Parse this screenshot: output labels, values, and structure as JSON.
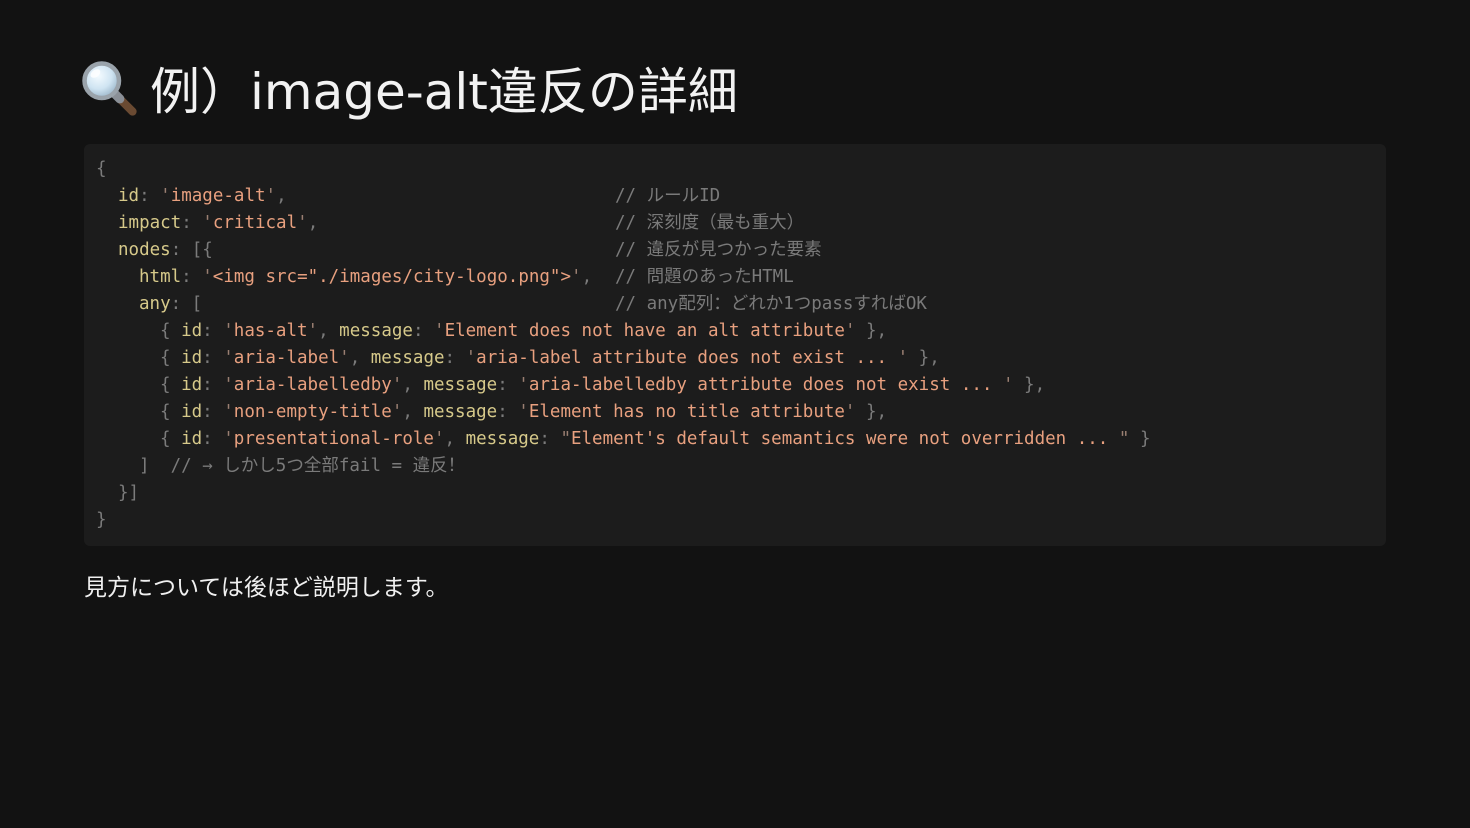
{
  "slide": {
    "title_icon": "magnifying-glass-icon",
    "title": "例）image-alt違反の詳細",
    "caption": "見方については後ほど説明します。"
  },
  "code": {
    "open_brace": "{",
    "close_nodes": "}]",
    "close_brace": "}",
    "id_key": "id",
    "id_value": "image-alt",
    "impact_key": "impact",
    "impact_value": "critical",
    "nodes_key": "nodes",
    "html_key": "html",
    "html_value": "<img src=\"./images/city-logo.png\">",
    "any_key": "any",
    "any_close": "]",
    "any_close_comment": "// → しかし5つ全部fail = 違反！",
    "comments": {
      "id": "// ルールID",
      "impact": "// 深刻度（最も重大）",
      "nodes": "// 違反が見つかった要素",
      "html": "// 問題のあったHTML",
      "any": "// any配列：どれか1つpassすればOK"
    },
    "checks": [
      {
        "id": "has-alt",
        "message": "Element does not have an alt attribute",
        "quote": "single"
      },
      {
        "id": "aria-label",
        "message": "aria-label attribute does not exist ... ",
        "quote": "single"
      },
      {
        "id": "aria-labelledby",
        "message": "aria-labelledby attribute does not exist ... ",
        "quote": "single"
      },
      {
        "id": "non-empty-title",
        "message": "Element has no title attribute",
        "quote": "single"
      },
      {
        "id": "presentational-role",
        "message": "Element's default semantics were not overridden ... ",
        "quote": "double"
      }
    ]
  }
}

____________________

Stated problem: Copy every entry exactly as written. Pictures are excluded.

Expected output:
Parse this screenshot: output labels, values, and structure as JSON.
{
  "slide": {
    "title_icon": "magnifying-glass-icon",
    "title": "例）image-alt違反の詳細",
    "caption": "見方については後ほど説明します。"
  },
  "code": {
    "open_brace": "{",
    "close_nodes": "}]",
    "close_brace": "}",
    "id_key": "id",
    "id_value": "image-alt",
    "impact_key": "impact",
    "impact_value": "critical",
    "nodes_key": "nodes",
    "html_key": "html",
    "html_value": "<img src=\"./images/city-logo.png\">",
    "any_key": "any",
    "any_close": "]",
    "any_close_comment": "// → しかし5つ全部fail = 違反！",
    "comments": {
      "id": "// ルールID",
      "impact": "// 深刻度（最も重大）",
      "nodes": "// 違反が見つかった要素",
      "html": "// 問題のあったHTML",
      "any": "// any配列：どれか1つpassすればOK"
    },
    "checks": [
      {
        "id": "has-alt",
        "message": "Element does not have an alt attribute",
        "quote": "single"
      },
      {
        "id": "aria-label",
        "message": "aria-label attribute does not exist ... ",
        "quote": "single"
      },
      {
        "id": "aria-labelledby",
        "message": "aria-labelledby attribute does not exist ... ",
        "quote": "single"
      },
      {
        "id": "non-empty-title",
        "message": "Element has no title attribute",
        "quote": "single"
      },
      {
        "id": "presentational-role",
        "message": "Element's default semantics were not overridden ... ",
        "quote": "double"
      }
    ]
  }
}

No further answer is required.